PROVIDED RECORDS.
----

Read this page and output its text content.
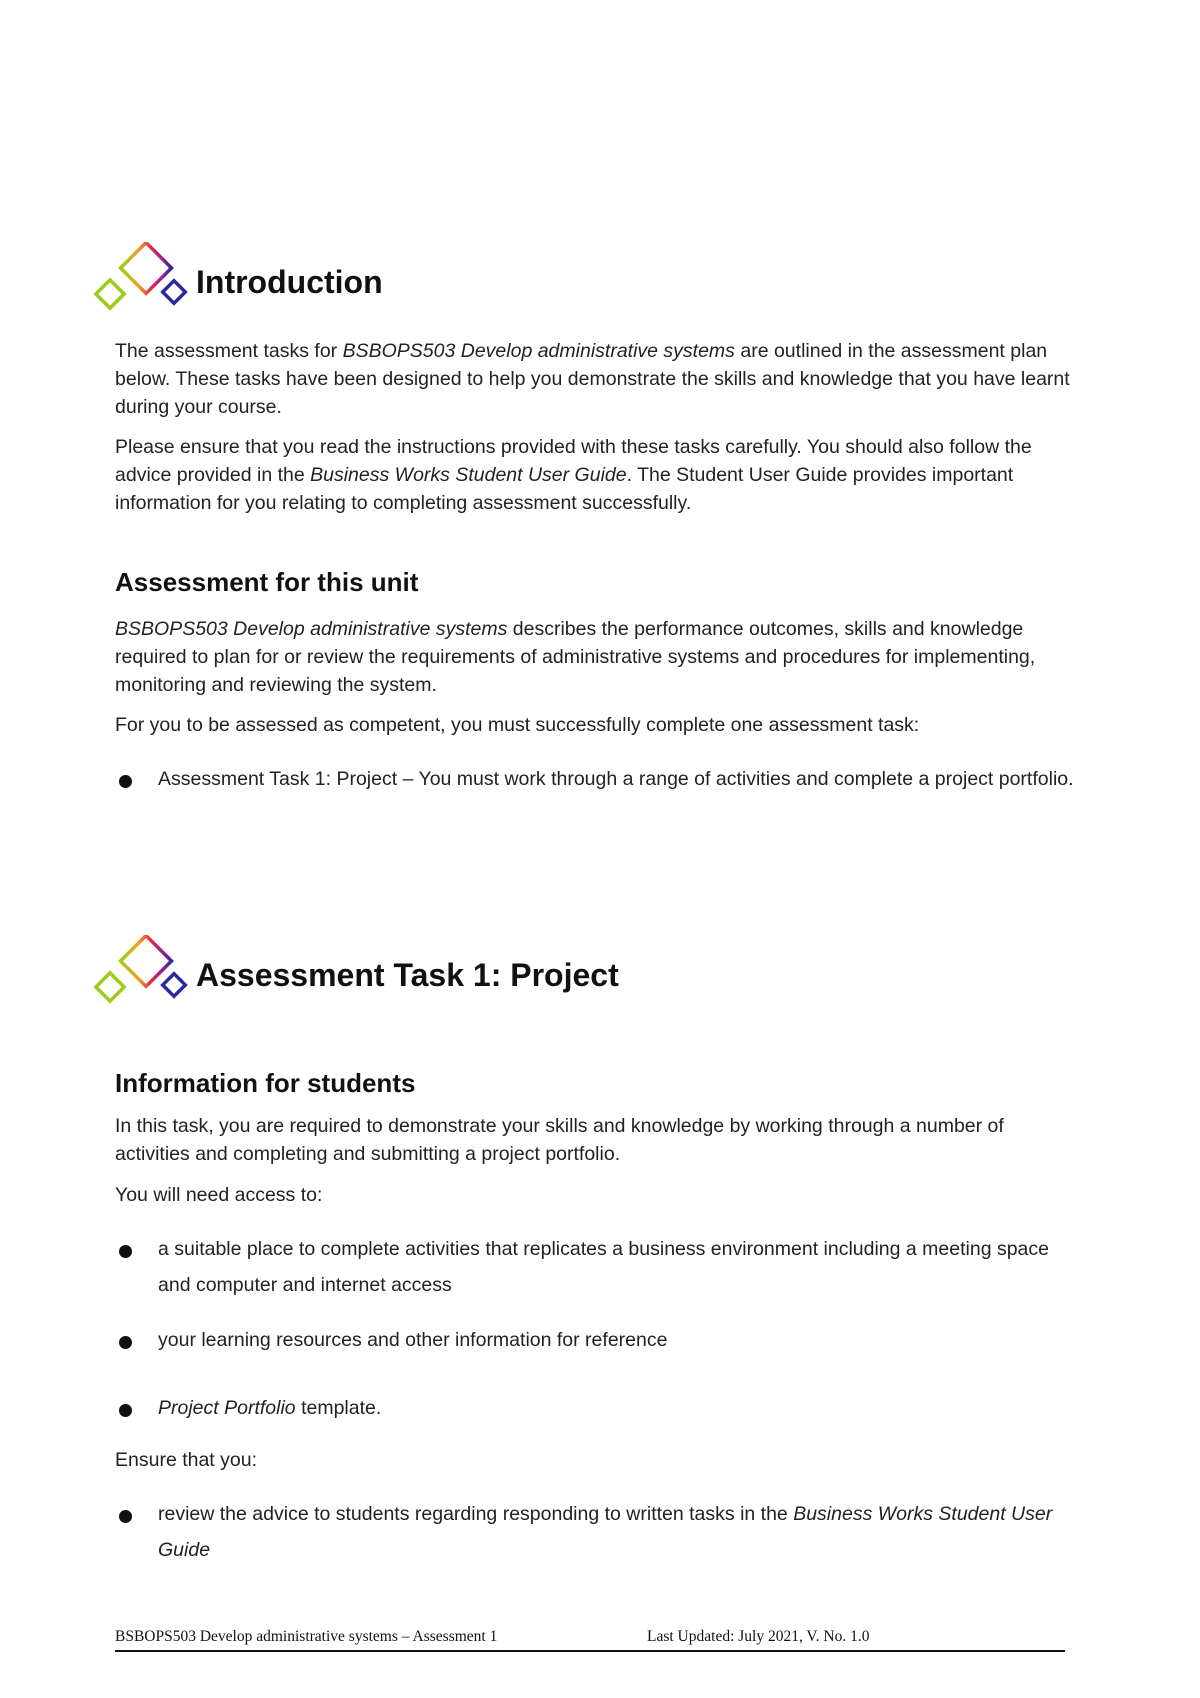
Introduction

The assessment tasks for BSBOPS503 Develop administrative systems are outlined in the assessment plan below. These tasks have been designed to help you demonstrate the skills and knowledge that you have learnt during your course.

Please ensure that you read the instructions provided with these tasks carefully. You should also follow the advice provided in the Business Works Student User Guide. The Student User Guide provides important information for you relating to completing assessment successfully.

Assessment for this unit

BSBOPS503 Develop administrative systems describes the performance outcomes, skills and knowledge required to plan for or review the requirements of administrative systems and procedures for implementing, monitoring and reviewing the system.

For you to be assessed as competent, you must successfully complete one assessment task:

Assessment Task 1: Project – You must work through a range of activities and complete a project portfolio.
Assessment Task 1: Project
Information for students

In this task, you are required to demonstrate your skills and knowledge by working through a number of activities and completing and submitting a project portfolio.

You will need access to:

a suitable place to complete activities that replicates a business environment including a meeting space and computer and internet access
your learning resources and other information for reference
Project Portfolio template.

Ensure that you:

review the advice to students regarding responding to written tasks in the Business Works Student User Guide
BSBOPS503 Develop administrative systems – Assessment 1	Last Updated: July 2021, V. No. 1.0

----

DO THIS. Find every line in the records above that holds the word "required", and copy each one.

RESPONSE TO THIS TASK.
BSBOPS503 Develop administrative systems describes the performance outcomes, skills and knowledge required to plan for or review the requirements of administrative systems and procedures for implementing, monitoring and reviewing the system.
In this task, you are required to demonstrate your skills and knowledge by working through a number of activities and completing and submitting a project portfolio.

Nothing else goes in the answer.